-- Information supplied start --
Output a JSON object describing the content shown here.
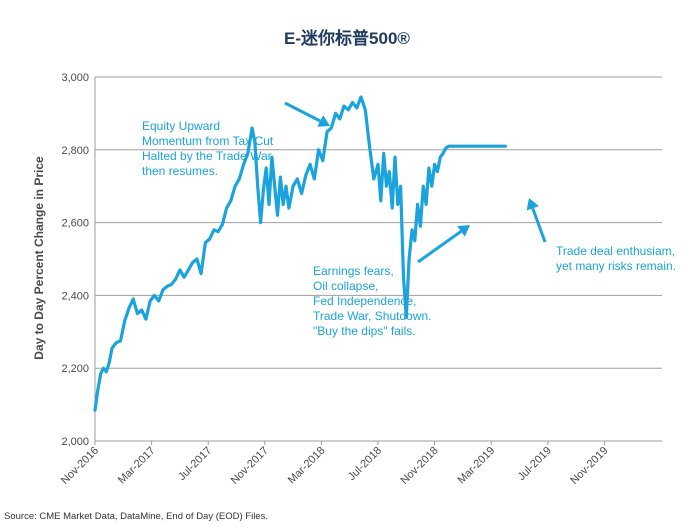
{
  "chart_data": {
    "type": "line",
    "title": "E-迷你标普500®",
    "ylabel": "Day to Day Percent Change in Price",
    "xlabel": "",
    "ylim": [
      2000,
      3000
    ],
    "yticks": [
      2000,
      2200,
      2400,
      2600,
      2800,
      3000
    ],
    "ytick_labels": [
      "2,000",
      "2,200",
      "2,400",
      "2,600",
      "2,800",
      "3,000"
    ],
    "xticks": [
      "Nov-2016",
      "Mar-2017",
      "Jul-2017",
      "Nov-2017",
      "Mar-2018",
      "Jul-2018",
      "Nov-2018",
      "Mar-2019",
      "Jul-2019",
      "Nov-2019"
    ],
    "grid": true,
    "series": [
      {
        "name": "E-mini S&P 500",
        "color": "#1aa3dc",
        "x": [
          0,
          0.2,
          0.4,
          0.6,
          0.8,
          1.0,
          1.2,
          1.5,
          1.8,
          2.1,
          2.4,
          2.7,
          3.0,
          3.3,
          3.6,
          3.9,
          4.2,
          4.5,
          4.8,
          5.1,
          5.4,
          5.7,
          6.0,
          6.3,
          6.6,
          6.9,
          7.2,
          7.5,
          7.8,
          8.1,
          8.4,
          8.7,
          9.0,
          9.3,
          9.6,
          9.9,
          10.2,
          10.5,
          10.8,
          11.1,
          11.3,
          11.5,
          11.7,
          11.9,
          12.1,
          12.3,
          12.5,
          12.7,
          12.9,
          13.1,
          13.3,
          13.5,
          13.7,
          14.0,
          14.3,
          14.6,
          14.9,
          15.2,
          15.5,
          15.8,
          16.1,
          16.4,
          16.7,
          17.0,
          17.3,
          17.6,
          17.9,
          18.2,
          18.5,
          18.8,
          19.1,
          19.4,
          19.7,
          20.0,
          20.2,
          20.4,
          20.6,
          20.8,
          21.0,
          21.2,
          21.4,
          21.6,
          21.8,
          22.0,
          22.2,
          22.4,
          22.6,
          22.8,
          23.0,
          23.2,
          23.4,
          23.6,
          23.8,
          24.0,
          24.2,
          24.4,
          24.6,
          24.8,
          25.0,
          25.3,
          25.6,
          25.9,
          26.2,
          26.5,
          26.8,
          27.1,
          27.4,
          27.7,
          28.0,
          28.3,
          28.6,
          28.8,
          29.0
        ],
        "values": [
          2085,
          2140,
          2185,
          2200,
          2190,
          2215,
          2255,
          2270,
          2275,
          2330,
          2365,
          2390,
          2350,
          2360,
          2335,
          2385,
          2400,
          2385,
          2415,
          2425,
          2430,
          2445,
          2470,
          2450,
          2470,
          2490,
          2500,
          2460,
          2545,
          2555,
          2580,
          2575,
          2595,
          2640,
          2660,
          2700,
          2720,
          2760,
          2790,
          2860,
          2820,
          2700,
          2600,
          2690,
          2750,
          2650,
          2780,
          2700,
          2620,
          2725,
          2650,
          2700,
          2640,
          2700,
          2720,
          2680,
          2730,
          2760,
          2720,
          2800,
          2770,
          2850,
          2860,
          2900,
          2885,
          2920,
          2910,
          2930,
          2915,
          2945,
          2910,
          2810,
          2720,
          2760,
          2660,
          2790,
          2700,
          2740,
          2640,
          2780,
          2650,
          2700,
          2450,
          2340,
          2500,
          2580,
          2550,
          2650,
          2590,
          2700,
          2650,
          2750,
          2700,
          2760,
          2740,
          2780,
          2790,
          2805,
          2810,
          2810,
          2810,
          2810,
          2810,
          2810,
          2810,
          2810,
          2810,
          2810,
          2810,
          2810,
          2810,
          2810,
          2810
        ],
        "x_units": "months since Nov-2016",
        "note": "values estimated from gridlines"
      }
    ],
    "annotations": [
      {
        "lines": [
          "Equity Upward",
          "Momentum from Tax Cut",
          "Halted by the Trade War,",
          "then resumes."
        ]
      },
      {
        "lines": [
          "Earnings fears,",
          "Oil collapse,",
          "Fed Independence,",
          "Trade War, Shutdown.",
          "\"Buy the dips\" fails."
        ]
      },
      {
        "lines": [
          "Trade deal enthusiam,",
          "yet many risks remain."
        ]
      }
    ],
    "source": "Source:  CME Market Data, DataMine, End of Day (EOD) Files."
  }
}
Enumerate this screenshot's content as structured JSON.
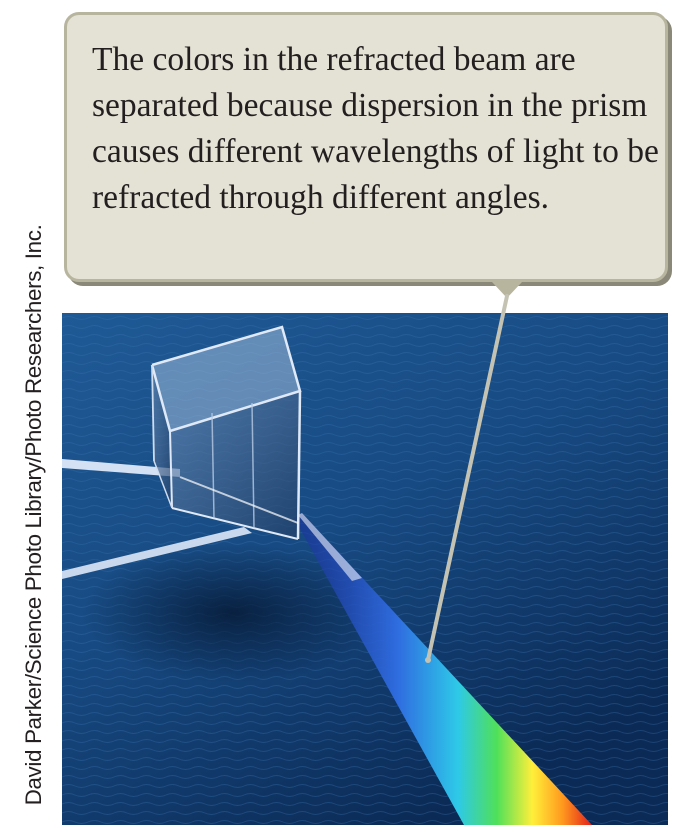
-- Information supplied end --
● Requirement: How many lines in the data contain the string "values"? Respond with the number only.

● Output of the task: 2